» Instructions for the task: Where the data below has the string "JSON", return the whole line.
--
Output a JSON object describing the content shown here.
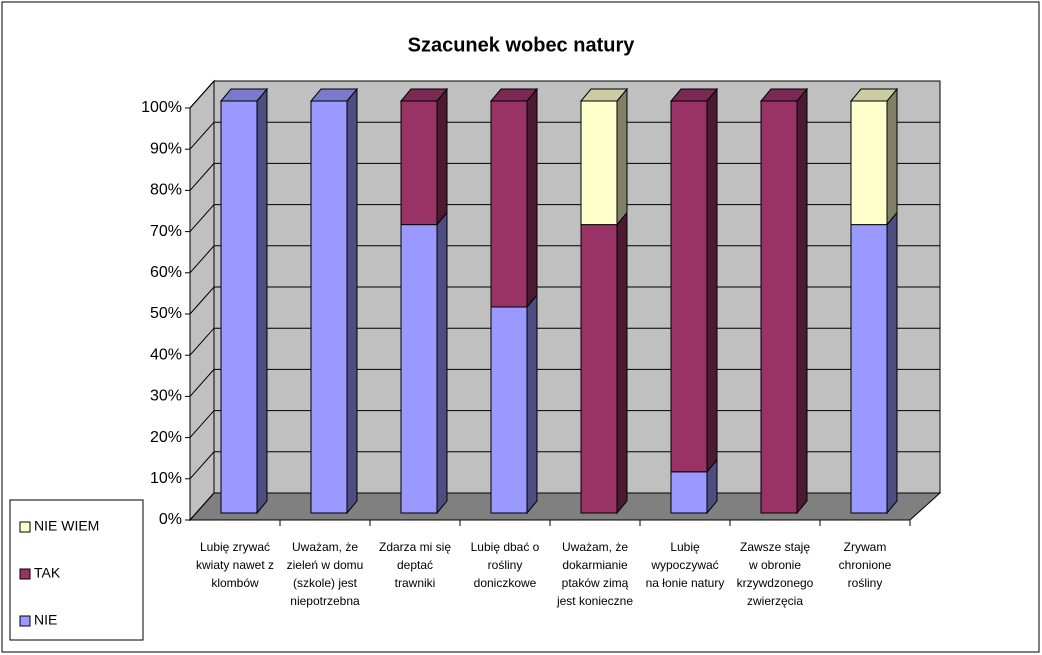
{
  "chart_data": {
    "type": "bar3d_stacked",
    "title": "Szacunek wobec natury",
    "categories": [
      [
        "Lubię zrywać",
        "kwiaty nawet z",
        "klombów"
      ],
      [
        "Uważam, że",
        "zieleń w domu",
        "(szkole) jest",
        "niepotrzebna"
      ],
      [
        "Zdarza mi się",
        "deptać",
        "trawniki"
      ],
      [
        "Lubię dbać o",
        "rośliny",
        "doniczkowe"
      ],
      [
        "Uważam, że",
        "dokarmianie",
        "ptaków zimą",
        "jest konieczne"
      ],
      [
        "Lubię",
        "wypoczywać",
        "na łonie natury"
      ],
      [
        "Zawsze staję",
        "w obronie",
        "krzywdzonego",
        "zwierzęcia"
      ],
      [
        "Zrywam",
        "chronione",
        "rośliny"
      ]
    ],
    "series": [
      {
        "name": "NIE",
        "color": "#9999ff",
        "values": [
          100,
          100,
          70,
          50,
          0,
          10,
          0,
          70
        ]
      },
      {
        "name": "TAK",
        "color": "#993366",
        "values": [
          0,
          0,
          30,
          50,
          70,
          90,
          100,
          0
        ]
      },
      {
        "name": "NIE WIEM",
        "color": "#ffffcc",
        "values": [
          0,
          0,
          0,
          0,
          30,
          0,
          0,
          30
        ]
      }
    ],
    "ylim": [
      0,
      100
    ],
    "yticks": [
      {
        "value": 0,
        "label": "0%"
      },
      {
        "value": 10,
        "label": "10%"
      },
      {
        "value": 20,
        "label": "20%"
      },
      {
        "value": 30,
        "label": "30%"
      },
      {
        "value": 40,
        "label": "40%"
      },
      {
        "value": 50,
        "label": "50%"
      },
      {
        "value": 60,
        "label": "60%"
      },
      {
        "value": 70,
        "label": "70%"
      },
      {
        "value": 80,
        "label": "80%"
      },
      {
        "value": 90,
        "label": "90%"
      },
      {
        "value": 100,
        "label": "100%"
      }
    ],
    "grid": true,
    "legend": "left"
  }
}
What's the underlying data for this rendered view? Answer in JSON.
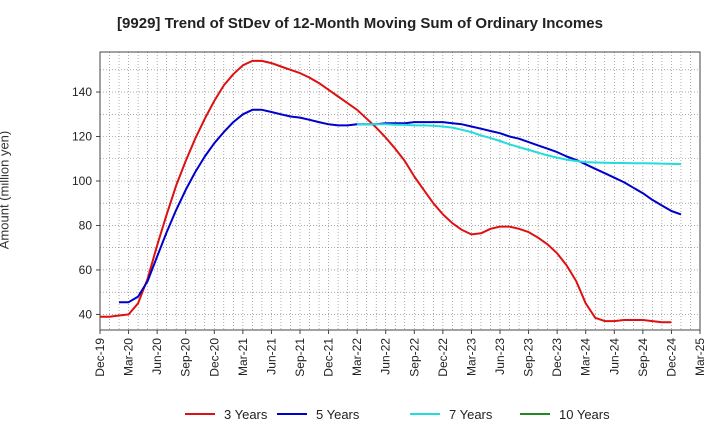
--
» Output of the exercise:
Output a JSON object describing the content shown here.
What's the underlying data for this rendered view? Answer in JSON.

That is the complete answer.